Exercise directions: Determine how many lines of this material contain "help". Give only the number.

Records from a dataset:
------
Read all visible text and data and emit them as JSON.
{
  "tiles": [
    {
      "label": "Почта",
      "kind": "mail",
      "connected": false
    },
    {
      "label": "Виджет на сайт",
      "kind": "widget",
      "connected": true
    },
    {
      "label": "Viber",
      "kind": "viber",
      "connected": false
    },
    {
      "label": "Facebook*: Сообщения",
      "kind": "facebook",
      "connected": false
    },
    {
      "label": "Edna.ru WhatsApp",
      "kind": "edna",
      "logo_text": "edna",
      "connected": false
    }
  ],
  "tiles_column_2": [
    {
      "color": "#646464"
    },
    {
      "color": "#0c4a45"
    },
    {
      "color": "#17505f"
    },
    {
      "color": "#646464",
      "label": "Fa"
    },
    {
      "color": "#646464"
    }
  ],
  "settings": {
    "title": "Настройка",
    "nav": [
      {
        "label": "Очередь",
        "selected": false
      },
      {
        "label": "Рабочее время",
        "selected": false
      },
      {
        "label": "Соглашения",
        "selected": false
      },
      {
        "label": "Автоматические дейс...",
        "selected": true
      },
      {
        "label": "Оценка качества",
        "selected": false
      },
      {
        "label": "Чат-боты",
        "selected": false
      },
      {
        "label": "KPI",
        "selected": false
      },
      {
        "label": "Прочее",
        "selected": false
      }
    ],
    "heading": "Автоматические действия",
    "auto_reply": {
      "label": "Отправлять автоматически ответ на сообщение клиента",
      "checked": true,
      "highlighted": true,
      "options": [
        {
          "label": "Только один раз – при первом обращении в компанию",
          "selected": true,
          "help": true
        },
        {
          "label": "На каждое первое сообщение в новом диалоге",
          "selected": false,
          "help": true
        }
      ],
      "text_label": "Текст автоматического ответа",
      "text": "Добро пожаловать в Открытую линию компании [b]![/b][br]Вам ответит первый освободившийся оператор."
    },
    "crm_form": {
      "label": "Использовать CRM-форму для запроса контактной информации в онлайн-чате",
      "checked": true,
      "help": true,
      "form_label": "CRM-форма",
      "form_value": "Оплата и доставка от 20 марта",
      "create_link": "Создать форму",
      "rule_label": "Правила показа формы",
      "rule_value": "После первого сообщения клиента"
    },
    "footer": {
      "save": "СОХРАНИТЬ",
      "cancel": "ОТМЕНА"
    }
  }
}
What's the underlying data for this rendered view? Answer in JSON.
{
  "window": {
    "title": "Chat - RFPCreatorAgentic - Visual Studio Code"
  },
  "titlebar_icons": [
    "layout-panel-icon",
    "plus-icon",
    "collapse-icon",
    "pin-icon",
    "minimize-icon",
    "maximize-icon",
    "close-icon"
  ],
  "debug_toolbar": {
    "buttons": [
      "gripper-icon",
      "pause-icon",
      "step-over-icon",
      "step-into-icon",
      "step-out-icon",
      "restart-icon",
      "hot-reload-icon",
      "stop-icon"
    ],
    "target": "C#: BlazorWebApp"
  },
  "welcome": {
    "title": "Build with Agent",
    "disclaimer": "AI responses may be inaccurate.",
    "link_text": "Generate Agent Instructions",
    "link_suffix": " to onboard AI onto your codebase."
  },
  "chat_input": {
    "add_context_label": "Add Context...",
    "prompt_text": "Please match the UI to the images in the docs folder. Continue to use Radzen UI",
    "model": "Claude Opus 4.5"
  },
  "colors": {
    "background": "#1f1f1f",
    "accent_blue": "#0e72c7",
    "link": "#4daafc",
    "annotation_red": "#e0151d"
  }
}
------
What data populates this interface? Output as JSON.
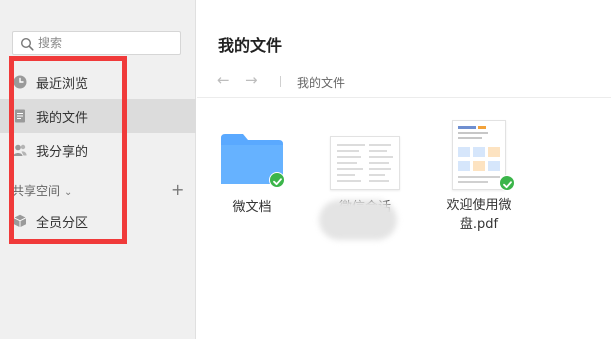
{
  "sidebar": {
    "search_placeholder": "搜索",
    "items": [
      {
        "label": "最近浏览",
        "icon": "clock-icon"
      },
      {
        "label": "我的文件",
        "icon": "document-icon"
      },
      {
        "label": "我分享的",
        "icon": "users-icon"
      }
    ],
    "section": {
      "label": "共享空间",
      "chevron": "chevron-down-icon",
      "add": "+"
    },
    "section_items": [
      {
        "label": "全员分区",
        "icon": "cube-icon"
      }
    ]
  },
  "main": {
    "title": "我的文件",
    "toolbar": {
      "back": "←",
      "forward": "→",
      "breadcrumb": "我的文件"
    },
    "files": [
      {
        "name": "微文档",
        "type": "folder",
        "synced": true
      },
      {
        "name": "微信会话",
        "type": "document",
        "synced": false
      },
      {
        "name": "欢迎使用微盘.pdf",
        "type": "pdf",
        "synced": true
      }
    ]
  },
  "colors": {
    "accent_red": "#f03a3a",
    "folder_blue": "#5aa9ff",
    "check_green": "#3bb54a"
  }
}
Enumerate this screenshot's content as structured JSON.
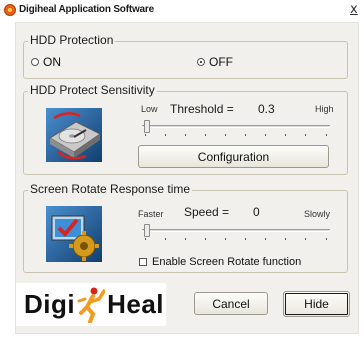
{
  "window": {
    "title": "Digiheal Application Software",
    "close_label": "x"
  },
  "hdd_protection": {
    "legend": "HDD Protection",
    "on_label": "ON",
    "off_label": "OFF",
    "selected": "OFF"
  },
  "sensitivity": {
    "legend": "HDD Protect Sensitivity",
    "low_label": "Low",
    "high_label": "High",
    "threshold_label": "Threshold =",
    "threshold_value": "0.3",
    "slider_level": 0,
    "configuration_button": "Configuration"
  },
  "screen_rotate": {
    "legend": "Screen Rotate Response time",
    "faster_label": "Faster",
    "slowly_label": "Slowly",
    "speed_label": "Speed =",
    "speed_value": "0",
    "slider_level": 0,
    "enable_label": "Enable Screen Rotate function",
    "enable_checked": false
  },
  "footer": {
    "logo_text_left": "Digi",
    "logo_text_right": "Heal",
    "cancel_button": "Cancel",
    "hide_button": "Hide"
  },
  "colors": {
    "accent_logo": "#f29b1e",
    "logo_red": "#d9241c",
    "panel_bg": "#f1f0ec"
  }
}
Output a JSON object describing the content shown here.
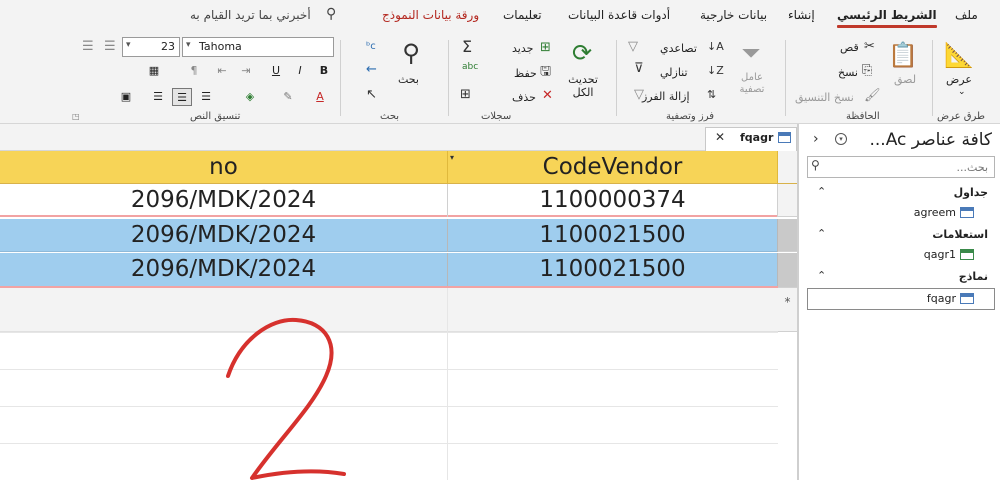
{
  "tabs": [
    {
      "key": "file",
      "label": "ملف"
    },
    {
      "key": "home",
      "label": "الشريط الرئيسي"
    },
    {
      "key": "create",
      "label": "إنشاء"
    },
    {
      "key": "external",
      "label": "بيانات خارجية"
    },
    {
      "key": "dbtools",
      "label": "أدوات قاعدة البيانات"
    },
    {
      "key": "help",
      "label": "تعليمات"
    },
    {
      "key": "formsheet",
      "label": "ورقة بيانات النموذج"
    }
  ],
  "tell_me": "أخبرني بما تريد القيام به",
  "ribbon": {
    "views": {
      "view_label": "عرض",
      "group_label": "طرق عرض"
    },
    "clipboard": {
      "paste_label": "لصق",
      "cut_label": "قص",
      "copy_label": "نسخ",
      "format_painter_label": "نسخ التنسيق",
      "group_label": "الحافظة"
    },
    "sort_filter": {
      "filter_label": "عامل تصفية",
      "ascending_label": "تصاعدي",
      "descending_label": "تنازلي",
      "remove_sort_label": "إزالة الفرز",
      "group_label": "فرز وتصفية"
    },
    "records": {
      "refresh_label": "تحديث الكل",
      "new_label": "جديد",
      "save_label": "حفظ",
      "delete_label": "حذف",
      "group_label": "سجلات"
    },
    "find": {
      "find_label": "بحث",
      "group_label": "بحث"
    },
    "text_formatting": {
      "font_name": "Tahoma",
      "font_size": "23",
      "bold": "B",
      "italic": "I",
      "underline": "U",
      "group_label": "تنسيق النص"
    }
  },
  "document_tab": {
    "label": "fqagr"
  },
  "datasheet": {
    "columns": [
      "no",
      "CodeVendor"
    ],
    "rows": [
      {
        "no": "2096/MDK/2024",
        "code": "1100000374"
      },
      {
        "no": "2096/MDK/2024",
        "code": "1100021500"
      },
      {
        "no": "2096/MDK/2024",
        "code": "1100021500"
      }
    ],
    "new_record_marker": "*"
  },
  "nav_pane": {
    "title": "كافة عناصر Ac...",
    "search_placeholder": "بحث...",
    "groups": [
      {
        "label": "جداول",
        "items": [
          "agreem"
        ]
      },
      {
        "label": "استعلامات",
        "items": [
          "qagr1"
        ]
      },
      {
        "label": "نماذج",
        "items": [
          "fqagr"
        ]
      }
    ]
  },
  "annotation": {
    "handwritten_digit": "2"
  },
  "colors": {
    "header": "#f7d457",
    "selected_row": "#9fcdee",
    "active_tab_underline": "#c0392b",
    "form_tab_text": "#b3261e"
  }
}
------
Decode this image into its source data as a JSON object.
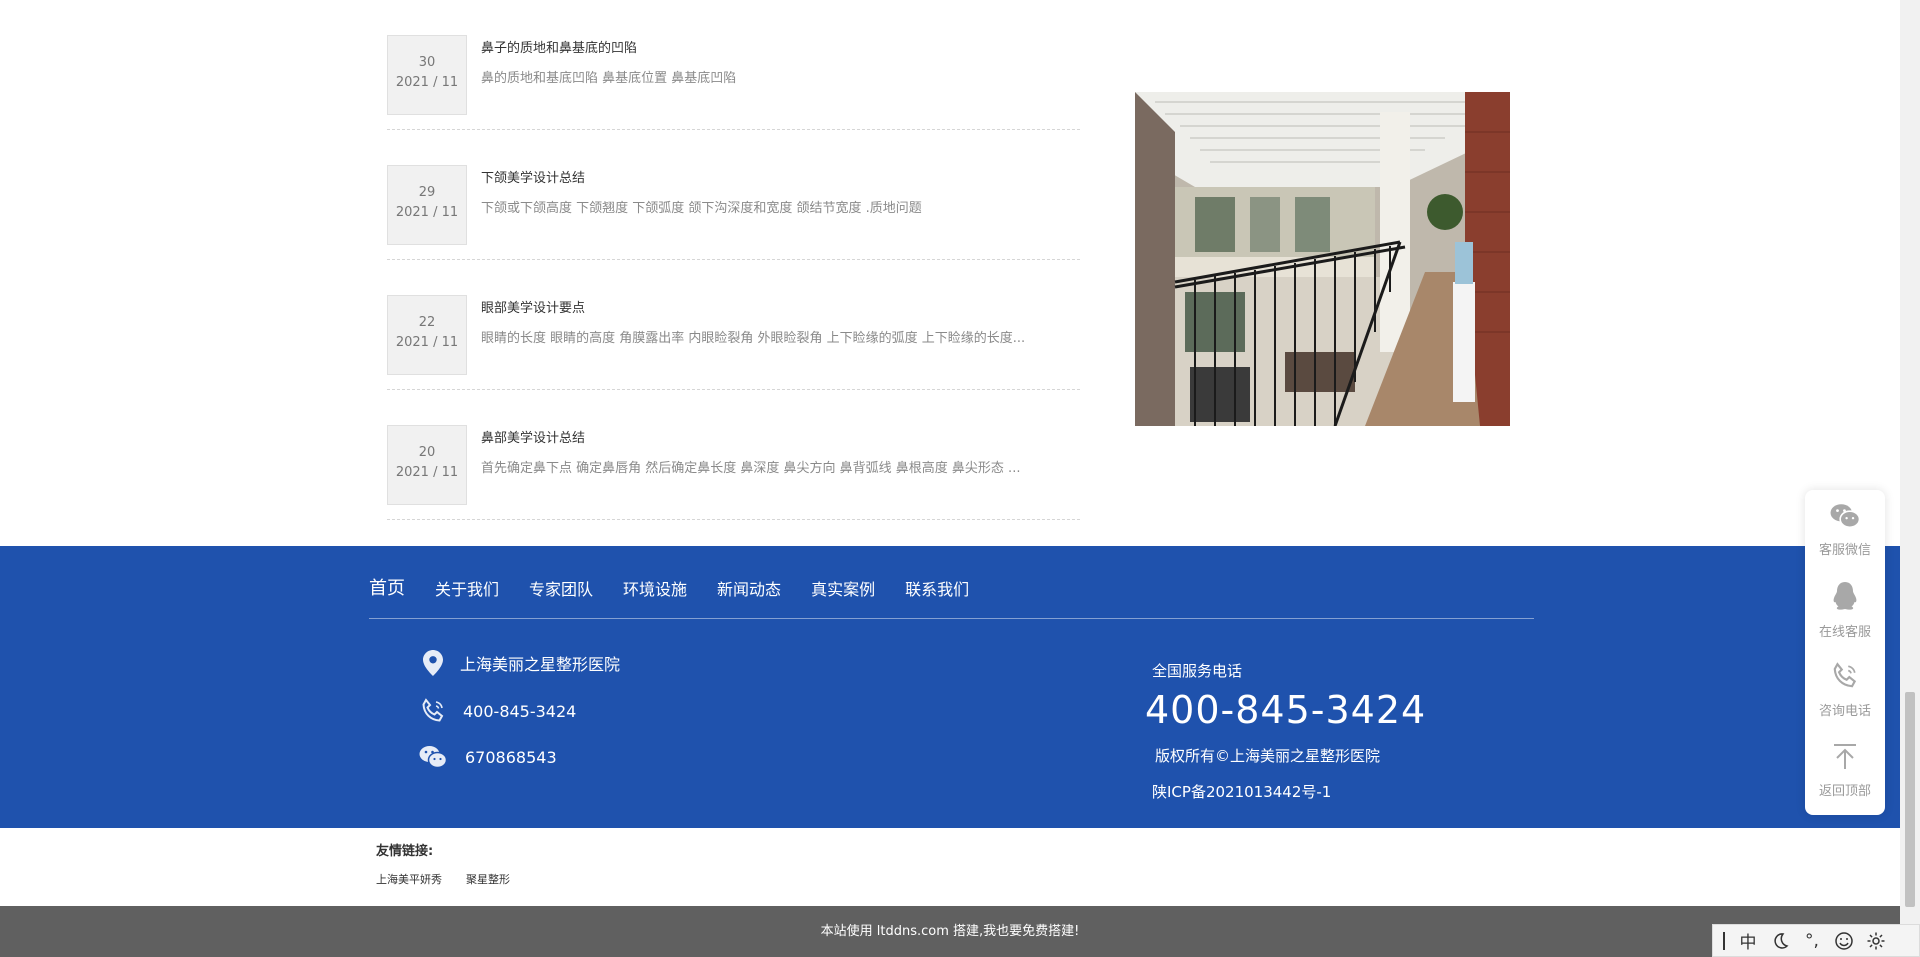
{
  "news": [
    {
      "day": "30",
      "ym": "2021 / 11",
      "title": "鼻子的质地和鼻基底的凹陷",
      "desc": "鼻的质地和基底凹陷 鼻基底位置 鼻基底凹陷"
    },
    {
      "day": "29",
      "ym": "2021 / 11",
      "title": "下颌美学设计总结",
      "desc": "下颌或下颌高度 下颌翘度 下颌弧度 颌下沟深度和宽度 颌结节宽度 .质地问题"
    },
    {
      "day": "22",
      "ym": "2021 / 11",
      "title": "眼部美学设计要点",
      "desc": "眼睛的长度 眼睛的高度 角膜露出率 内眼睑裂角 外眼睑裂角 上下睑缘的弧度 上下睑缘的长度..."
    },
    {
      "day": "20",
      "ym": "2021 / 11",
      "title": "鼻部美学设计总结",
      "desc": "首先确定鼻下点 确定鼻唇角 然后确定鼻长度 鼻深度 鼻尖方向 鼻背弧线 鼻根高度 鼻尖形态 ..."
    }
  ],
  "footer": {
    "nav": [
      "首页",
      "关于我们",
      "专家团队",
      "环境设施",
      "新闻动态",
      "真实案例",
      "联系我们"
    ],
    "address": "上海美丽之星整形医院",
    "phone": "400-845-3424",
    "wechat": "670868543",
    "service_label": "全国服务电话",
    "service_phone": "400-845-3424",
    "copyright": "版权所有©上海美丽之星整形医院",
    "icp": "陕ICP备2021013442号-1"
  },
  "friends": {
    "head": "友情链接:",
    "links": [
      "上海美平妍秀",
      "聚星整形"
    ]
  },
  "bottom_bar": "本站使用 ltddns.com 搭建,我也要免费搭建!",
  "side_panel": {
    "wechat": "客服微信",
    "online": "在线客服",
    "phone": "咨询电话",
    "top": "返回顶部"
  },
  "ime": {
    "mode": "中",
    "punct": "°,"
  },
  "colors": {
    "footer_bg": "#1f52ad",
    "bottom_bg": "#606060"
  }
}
------
Written response: 4